### Given exercise
Repeat every record below exactly as written.

### Records that describe figures
######

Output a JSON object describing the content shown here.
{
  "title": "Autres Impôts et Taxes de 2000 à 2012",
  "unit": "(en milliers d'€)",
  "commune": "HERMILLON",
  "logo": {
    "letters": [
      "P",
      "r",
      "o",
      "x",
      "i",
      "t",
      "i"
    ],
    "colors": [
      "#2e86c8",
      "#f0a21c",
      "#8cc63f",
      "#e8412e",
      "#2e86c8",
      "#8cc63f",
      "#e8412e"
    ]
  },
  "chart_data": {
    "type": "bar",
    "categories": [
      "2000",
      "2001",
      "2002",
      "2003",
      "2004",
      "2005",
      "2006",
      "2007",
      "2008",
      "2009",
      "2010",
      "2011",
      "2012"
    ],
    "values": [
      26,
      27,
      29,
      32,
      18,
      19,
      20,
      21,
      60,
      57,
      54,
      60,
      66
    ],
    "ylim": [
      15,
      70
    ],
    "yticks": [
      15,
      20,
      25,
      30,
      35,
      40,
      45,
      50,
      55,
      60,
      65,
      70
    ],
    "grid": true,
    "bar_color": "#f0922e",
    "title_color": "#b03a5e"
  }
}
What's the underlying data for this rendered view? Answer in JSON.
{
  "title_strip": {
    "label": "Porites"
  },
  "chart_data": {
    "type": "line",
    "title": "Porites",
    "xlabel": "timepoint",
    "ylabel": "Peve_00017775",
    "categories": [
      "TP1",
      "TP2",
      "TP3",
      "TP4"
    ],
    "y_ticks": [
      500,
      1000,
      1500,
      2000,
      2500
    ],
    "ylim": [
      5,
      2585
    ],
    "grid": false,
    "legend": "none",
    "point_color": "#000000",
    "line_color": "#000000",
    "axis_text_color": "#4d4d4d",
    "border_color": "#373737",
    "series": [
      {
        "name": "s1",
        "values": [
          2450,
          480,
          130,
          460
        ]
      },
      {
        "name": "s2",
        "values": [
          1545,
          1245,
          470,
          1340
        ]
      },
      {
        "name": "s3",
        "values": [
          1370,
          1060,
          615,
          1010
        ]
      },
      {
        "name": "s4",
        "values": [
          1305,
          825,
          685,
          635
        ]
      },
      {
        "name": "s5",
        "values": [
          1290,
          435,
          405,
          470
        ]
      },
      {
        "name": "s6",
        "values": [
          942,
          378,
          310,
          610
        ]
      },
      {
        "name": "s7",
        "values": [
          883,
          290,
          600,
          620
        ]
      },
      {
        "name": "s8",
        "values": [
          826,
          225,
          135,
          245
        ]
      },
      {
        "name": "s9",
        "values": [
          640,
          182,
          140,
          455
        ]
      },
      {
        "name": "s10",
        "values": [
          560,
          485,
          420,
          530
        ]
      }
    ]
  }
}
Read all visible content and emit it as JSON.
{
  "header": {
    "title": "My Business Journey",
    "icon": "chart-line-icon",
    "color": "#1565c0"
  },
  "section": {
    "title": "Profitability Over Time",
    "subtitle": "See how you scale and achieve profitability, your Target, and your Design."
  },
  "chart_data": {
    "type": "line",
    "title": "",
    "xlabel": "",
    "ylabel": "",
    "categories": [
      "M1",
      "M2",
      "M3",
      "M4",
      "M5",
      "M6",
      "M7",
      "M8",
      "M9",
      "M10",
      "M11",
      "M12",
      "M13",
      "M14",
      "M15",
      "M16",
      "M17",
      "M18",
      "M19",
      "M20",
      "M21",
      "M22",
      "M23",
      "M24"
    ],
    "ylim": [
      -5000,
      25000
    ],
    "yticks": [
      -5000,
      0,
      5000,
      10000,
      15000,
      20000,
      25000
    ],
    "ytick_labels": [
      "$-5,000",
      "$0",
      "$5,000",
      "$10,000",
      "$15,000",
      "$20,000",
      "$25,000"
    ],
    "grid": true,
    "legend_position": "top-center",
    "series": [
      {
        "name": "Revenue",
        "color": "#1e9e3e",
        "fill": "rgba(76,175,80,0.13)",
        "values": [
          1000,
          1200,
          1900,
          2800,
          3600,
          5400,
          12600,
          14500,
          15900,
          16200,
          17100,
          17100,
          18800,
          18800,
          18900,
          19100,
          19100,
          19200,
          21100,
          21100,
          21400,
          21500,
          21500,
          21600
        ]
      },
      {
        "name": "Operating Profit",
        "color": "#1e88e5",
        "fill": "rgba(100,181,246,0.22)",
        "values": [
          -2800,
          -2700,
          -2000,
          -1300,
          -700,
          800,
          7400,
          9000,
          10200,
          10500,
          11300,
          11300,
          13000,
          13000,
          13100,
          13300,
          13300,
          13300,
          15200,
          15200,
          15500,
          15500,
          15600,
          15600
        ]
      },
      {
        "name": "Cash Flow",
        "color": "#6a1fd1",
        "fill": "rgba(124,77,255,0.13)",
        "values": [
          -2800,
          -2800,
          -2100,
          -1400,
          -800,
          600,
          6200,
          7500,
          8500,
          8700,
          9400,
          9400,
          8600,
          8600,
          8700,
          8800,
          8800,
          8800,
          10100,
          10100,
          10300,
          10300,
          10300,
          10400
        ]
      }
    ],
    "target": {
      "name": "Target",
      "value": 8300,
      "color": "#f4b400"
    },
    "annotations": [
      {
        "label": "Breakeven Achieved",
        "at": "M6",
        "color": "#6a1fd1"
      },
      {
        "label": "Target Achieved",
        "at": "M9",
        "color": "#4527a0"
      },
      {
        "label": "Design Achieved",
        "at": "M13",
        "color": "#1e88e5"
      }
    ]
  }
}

######

### Exercise solution
Output a JSON object describing the content shown here.
{
  "title": "Autres Impôts et Taxes de 2000 à 2012",
  "unit": "(en milliers d'€)",
  "commune": "HERMILLON",
  "logo": {
    "letters": [
      "P",
      "r",
      "o",
      "x",
      "i",
      "t",
      "i"
    ],
    "colors": [
      "#2e86c8",
      "#f0a21c",
      "#8cc63f",
      "#e8412e",
      "#2e86c8",
      "#8cc63f",
      "#e8412e"
    ]
  },
  "chart_data": {
    "type": "bar",
    "categories": [
      "2000",
      "2001",
      "2002",
      "2003",
      "2004",
      "2005",
      "2006",
      "2007",
      "2008",
      "2009",
      "2010",
      "2011",
      "2012"
    ],
    "values": [
      26,
      27,
      29,
      32,
      18,
      19,
      20,
      21,
      60,
      57,
      54,
      60,
      66
    ],
    "ylim": [
      15,
      70
    ],
    "yticks": [
      15,
      20,
      25,
      30,
      35,
      40,
      45,
      50,
      55,
      60,
      65,
      70
    ],
    "grid": true,
    "bar_color": "#f0922e",
    "title_color": "#b03a5e"
  }
}
What's the underlying data for this rendered view? Answer in JSON.
{
  "title_strip": {
    "label": "Porites"
  },
  "chart_data": {
    "type": "line",
    "title": "Porites",
    "xlabel": "timepoint",
    "ylabel": "Peve_00017775",
    "categories": [
      "TP1",
      "TP2",
      "TP3",
      "TP4"
    ],
    "y_ticks": [
      500,
      1000,
      1500,
      2000,
      2500
    ],
    "ylim": [
      5,
      2585
    ],
    "grid": false,
    "legend": "none",
    "point_color": "#000000",
    "line_color": "#000000",
    "axis_text_color": "#4d4d4d",
    "border_color": "#373737",
    "series": [
      {
        "name": "s1",
        "values": [
          2450,
          480,
          130,
          460
        ]
      },
      {
        "name": "s2",
        "values": [
          1545,
          1245,
          470,
          1340
        ]
      },
      {
        "name": "s3",
        "values": [
          1370,
          1060,
          615,
          1010
        ]
      },
      {
        "name": "s4",
        "values": [
          1305,
          825,
          685,
          635
        ]
      },
      {
        "name": "s5",
        "values": [
          1290,
          435,
          405,
          470
        ]
      },
      {
        "name": "s6",
        "values": [
          942,
          378,
          310,
          610
        ]
      },
      {
        "name": "s7",
        "values": [
          883,
          290,
          600,
          620
        ]
      },
      {
        "name": "s8",
        "values": [
          826,
          225,
          135,
          245
        ]
      },
      {
        "name": "s9",
        "values": [
          640,
          182,
          140,
          455
        ]
      },
      {
        "name": "s10",
        "values": [
          560,
          485,
          420,
          530
        ]
      }
    ]
  }
}
Read all visible content and emit it as JSON.
{
  "header": {
    "title": "My Business Journey",
    "icon": "chart-line-icon",
    "color": "#1565c0"
  },
  "section": {
    "title": "Profitability Over Time",
    "subtitle": "See how you scale and achieve profitability, your Target, and your Design."
  },
  "chart_data": {
    "type": "line",
    "title": "",
    "xlabel": "",
    "ylabel": "",
    "categories": [
      "M1",
      "M2",
      "M3",
      "M4",
      "M5",
      "M6",
      "M7",
      "M8",
      "M9",
      "M10",
      "M11",
      "M12",
      "M13",
      "M14",
      "M15",
      "M16",
      "M17",
      "M18",
      "M19",
      "M20",
      "M21",
      "M22",
      "M23",
      "M24"
    ],
    "ylim": [
      -5000,
      25000
    ],
    "yticks": [
      -5000,
      0,
      5000,
      10000,
      15000,
      20000,
      25000
    ],
    "ytick_labels": [
      "$-5,000",
      "$0",
      "$5,000",
      "$10,000",
      "$15,000",
      "$20,000",
      "$25,000"
    ],
    "grid": true,
    "legend_position": "top-center",
    "series": [
      {
        "name": "Revenue",
        "color": "#1e9e3e",
        "fill": "rgba(76,175,80,0.13)",
        "values": [
          1000,
          1200,
          1900,
          2800,
          3600,
          5400,
          12600,
          14500,
          15900,
          16200,
          17100,
          17100,
          18800,
          18800,
          18900,
          19100,
          19100,
          19200,
          21100,
          21100,
          21400,
          21500,
          21500,
          21600
        ]
      },
      {
        "name": "Operating Profit",
        "color": "#1e88e5",
        "fill": "rgba(100,181,246,0.22)",
        "values": [
          -2800,
          -2700,
          -2000,
          -1300,
          -700,
          800,
          7400,
          9000,
          10200,
          10500,
          11300,
          11300,
          13000,
          13000,
          13100,
          13300,
          13300,
          13300,
          15200,
          15200,
          15500,
          15500,
          15600,
          15600
        ]
      },
      {
        "name": "Cash Flow",
        "color": "#6a1fd1",
        "fill": "rgba(124,77,255,0.13)",
        "values": [
          -2800,
          -2800,
          -2100,
          -1400,
          -800,
          600,
          6200,
          7500,
          8500,
          8700,
          9400,
          9400,
          8600,
          8600,
          8700,
          8800,
          8800,
          8800,
          10100,
          10100,
          10300,
          10300,
          10300,
          10400
        ]
      }
    ],
    "target": {
      "name": "Target",
      "value": 8300,
      "color": "#f4b400"
    },
    "annotations": [
      {
        "label": "Breakeven Achieved",
        "at": "M6",
        "color": "#6a1fd1"
      },
      {
        "label": "Target Achieved",
        "at": "M9",
        "color": "#4527a0"
      },
      {
        "label": "Design Achieved",
        "at": "M13",
        "color": "#1e88e5"
      }
    ]
  }
}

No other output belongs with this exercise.